### [Aim of the exercise]
What is needed is a word-for-word copy of all the entries, minus the pictures.

+++ Data listing +++

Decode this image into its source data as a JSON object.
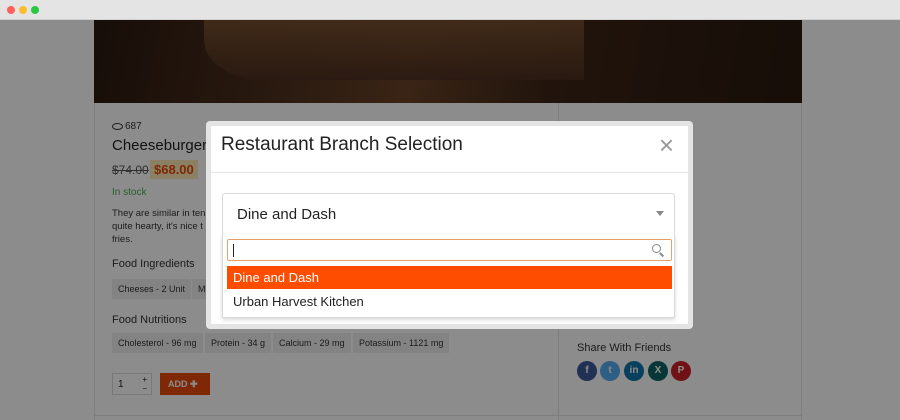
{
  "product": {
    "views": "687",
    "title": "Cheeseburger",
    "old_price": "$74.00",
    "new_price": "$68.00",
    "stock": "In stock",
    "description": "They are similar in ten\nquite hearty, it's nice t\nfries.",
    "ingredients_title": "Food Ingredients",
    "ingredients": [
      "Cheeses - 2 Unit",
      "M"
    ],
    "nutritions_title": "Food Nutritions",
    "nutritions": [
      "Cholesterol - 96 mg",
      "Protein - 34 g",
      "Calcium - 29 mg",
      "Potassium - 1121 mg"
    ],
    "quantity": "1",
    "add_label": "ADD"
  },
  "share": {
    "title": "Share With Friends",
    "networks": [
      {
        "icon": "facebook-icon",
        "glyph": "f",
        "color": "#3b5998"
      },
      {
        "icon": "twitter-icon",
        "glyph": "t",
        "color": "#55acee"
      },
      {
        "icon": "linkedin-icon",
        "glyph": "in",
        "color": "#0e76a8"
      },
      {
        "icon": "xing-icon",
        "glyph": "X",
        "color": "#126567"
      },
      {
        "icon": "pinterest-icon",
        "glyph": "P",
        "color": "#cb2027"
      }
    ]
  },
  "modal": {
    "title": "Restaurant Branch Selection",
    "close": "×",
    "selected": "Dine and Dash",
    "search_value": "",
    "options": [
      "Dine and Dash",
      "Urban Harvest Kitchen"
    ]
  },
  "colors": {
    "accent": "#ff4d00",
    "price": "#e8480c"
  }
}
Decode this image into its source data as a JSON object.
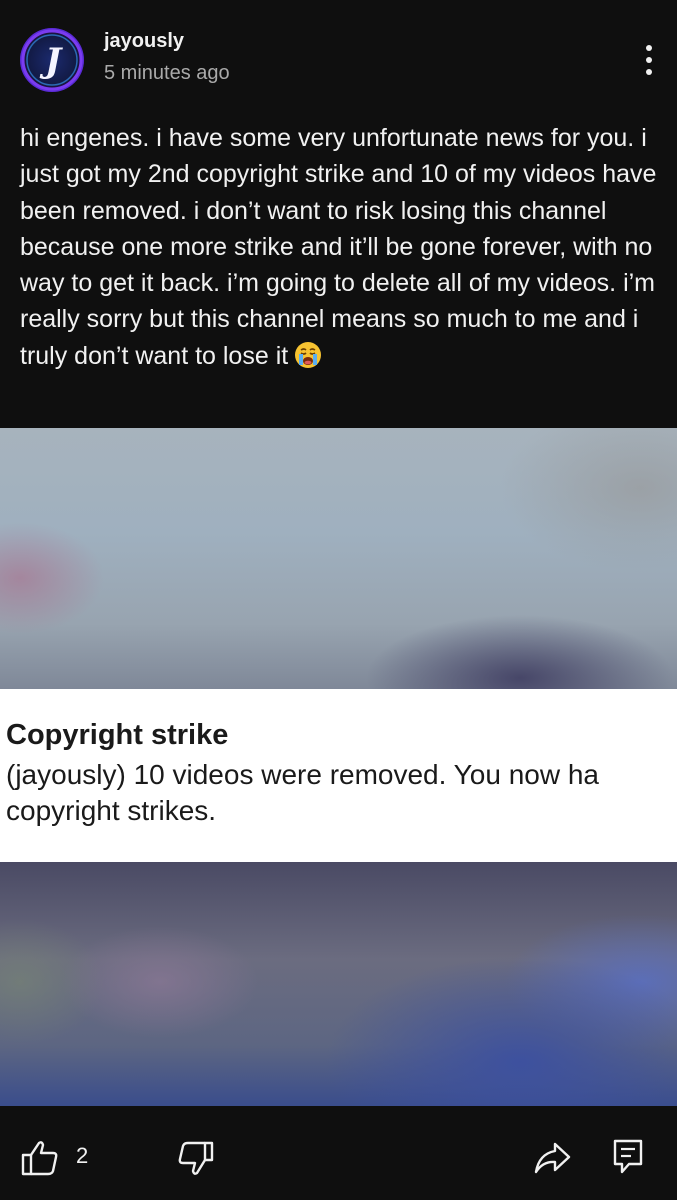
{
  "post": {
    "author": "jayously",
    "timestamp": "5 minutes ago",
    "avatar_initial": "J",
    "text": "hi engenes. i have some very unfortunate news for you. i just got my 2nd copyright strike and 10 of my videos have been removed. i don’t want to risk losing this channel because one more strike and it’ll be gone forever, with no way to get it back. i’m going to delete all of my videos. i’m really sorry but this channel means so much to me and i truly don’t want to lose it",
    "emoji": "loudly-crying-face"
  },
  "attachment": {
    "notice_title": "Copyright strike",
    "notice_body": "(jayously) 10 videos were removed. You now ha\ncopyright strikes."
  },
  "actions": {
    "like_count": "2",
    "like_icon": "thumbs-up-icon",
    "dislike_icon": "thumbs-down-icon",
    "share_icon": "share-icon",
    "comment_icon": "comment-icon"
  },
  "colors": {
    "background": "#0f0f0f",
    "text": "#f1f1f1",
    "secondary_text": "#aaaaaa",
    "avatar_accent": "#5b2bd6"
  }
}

+++

### [Answer to the exercise]
Decode this image into its source data as a JSON object.
{
  "product": {
    "views": "687",
    "title": "Cheeseburger",
    "old_price": "$74.00",
    "new_price": "$68.00",
    "stock": "In stock",
    "description": "They are similar in ten\nquite hearty, it's nice t\nfries.",
    "ingredients_title": "Food Ingredients",
    "ingredients": [
      "Cheeses - 2 Unit",
      "M"
    ],
    "nutritions_title": "Food Nutritions",
    "nutritions": [
      "Cholesterol - 96 mg",
      "Protein - 34 g",
      "Calcium - 29 mg",
      "Potassium - 1121 mg"
    ],
    "quantity": "1",
    "add_label": "ADD"
  },
  "share": {
    "title": "Share With Friends",
    "networks": [
      {
        "icon": "facebook-icon",
        "glyph": "f",
        "color": "#3b5998"
      },
      {
        "icon": "twitter-icon",
        "glyph": "t",
        "color": "#55acee"
      },
      {
        "icon": "linkedin-icon",
        "glyph": "in",
        "color": "#0e76a8"
      },
      {
        "icon": "xing-icon",
        "glyph": "X",
        "color": "#126567"
      },
      {
        "icon": "pinterest-icon",
        "glyph": "P",
        "color": "#cb2027"
      }
    ]
  },
  "modal": {
    "title": "Restaurant Branch Selection",
    "close": "×",
    "selected": "Dine and Dash",
    "search_value": "",
    "options": [
      "Dine and Dash",
      "Urban Harvest Kitchen"
    ]
  },
  "colors": {
    "accent": "#ff4d00",
    "price": "#e8480c"
  }
}
Decode this image into its source data as a JSON object.
{
  "post": {
    "author": "jayously",
    "timestamp": "5 minutes ago",
    "avatar_initial": "J",
    "text": "hi engenes. i have some very unfortunate news for you. i just got my 2nd copyright strike and 10 of my videos have been removed. i don’t want to risk losing this channel because one more strike and it’ll be gone forever, with no way to get it back. i’m going to delete all of my videos. i’m really sorry but this channel means so much to me and i truly don’t want to lose it",
    "emoji": "loudly-crying-face"
  },
  "attachment": {
    "notice_title": "Copyright strike",
    "notice_body": "(jayously) 10 videos were removed. You now ha\ncopyright strikes."
  },
  "actions": {
    "like_count": "2",
    "like_icon": "thumbs-up-icon",
    "dislike_icon": "thumbs-down-icon",
    "share_icon": "share-icon",
    "comment_icon": "comment-icon"
  },
  "colors": {
    "background": "#0f0f0f",
    "text": "#f1f1f1",
    "secondary_text": "#aaaaaa",
    "avatar_accent": "#5b2bd6"
  }
}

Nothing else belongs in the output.